═════ Data extract ═════

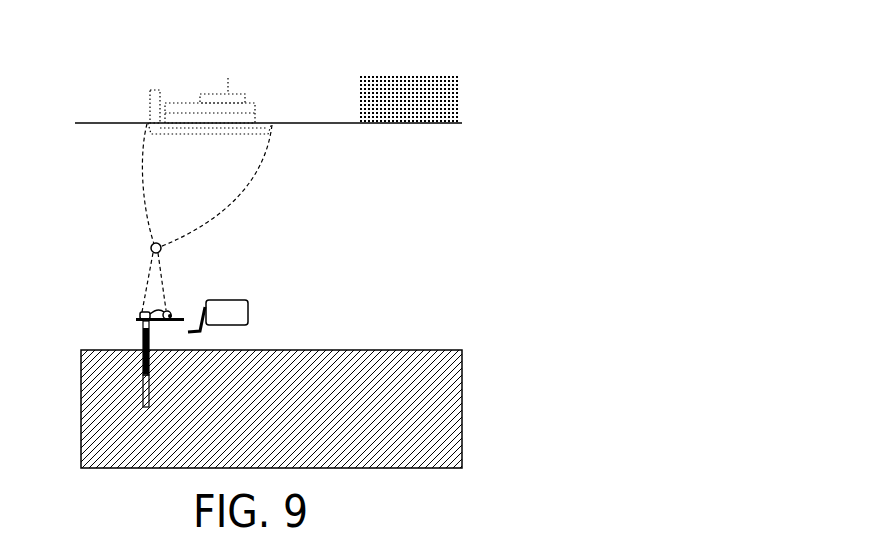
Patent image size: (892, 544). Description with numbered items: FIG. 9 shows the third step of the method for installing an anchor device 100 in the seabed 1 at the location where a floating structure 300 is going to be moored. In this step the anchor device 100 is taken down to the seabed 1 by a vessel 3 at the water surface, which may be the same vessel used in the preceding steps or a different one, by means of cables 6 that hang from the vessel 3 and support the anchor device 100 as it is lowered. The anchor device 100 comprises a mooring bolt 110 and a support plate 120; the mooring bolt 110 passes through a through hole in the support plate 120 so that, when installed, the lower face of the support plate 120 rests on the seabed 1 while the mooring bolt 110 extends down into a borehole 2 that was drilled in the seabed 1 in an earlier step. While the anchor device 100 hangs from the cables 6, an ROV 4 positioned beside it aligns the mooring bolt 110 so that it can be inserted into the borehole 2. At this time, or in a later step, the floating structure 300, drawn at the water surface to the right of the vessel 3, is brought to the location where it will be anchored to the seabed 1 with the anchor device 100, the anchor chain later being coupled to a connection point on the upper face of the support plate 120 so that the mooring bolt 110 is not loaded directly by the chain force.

The seabed 1 is at (337, 349).
The borehole 2 is at (142, 380).
The vessel 3 is at (260, 107).
The ROV 4 is at (228, 300).
The cables 6 is at (143, 212).
The anchor device 100 is at (140, 314).
The mooring bolt 110 is at (143, 348).
The support plate 120 is at (170, 311).
The floating structure 300 is at (432, 111).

═════

Please gather every line of the entries above that contains the string "plate". Case counts.

Response:
Patent image size: (892, 544). Description with numbered items: FIG. 9 shows the third step of the method for installing an anchor device 100 in the seabed 1 at the location where a floating structure 300 is going to be moored. In this step the anchor device 100 is taken down to the seabed 1 by a vessel 3 at the water surface, which may be the same vessel used in the preceding steps or a different one, by means of cables 6 that hang from the vessel 3 and support the anchor device 100 as it is lowered. The anchor device 100 comprises a mooring bolt 110 and a support plate 120; the mooring bolt 110 passes through a through hole in the support plate 120 so that, when installed, the lower face of the support plate 120 rests on the seabed 1 while the mooring bolt 110 extends down into a borehole 2 that was drilled in the seabed 1 in an earlier step. While the anchor device 100 hangs from the cables 6, an ROV 4 positioned beside it aligns the mooring bolt 110 so that it can be inserted into the borehole 2. At this time, or in a later step, the floating structure 300, drawn at the water surface to the right of the vessel 3, is brought to the location where it will be anchored to the seabed 1 with the anchor device 100, the anchor chain later being coupled to a connection point on the upper face of the support plate 120 so that the mooring bolt 110 is not loaded directly by the chain force.
The support plate 120 is at (170, 311).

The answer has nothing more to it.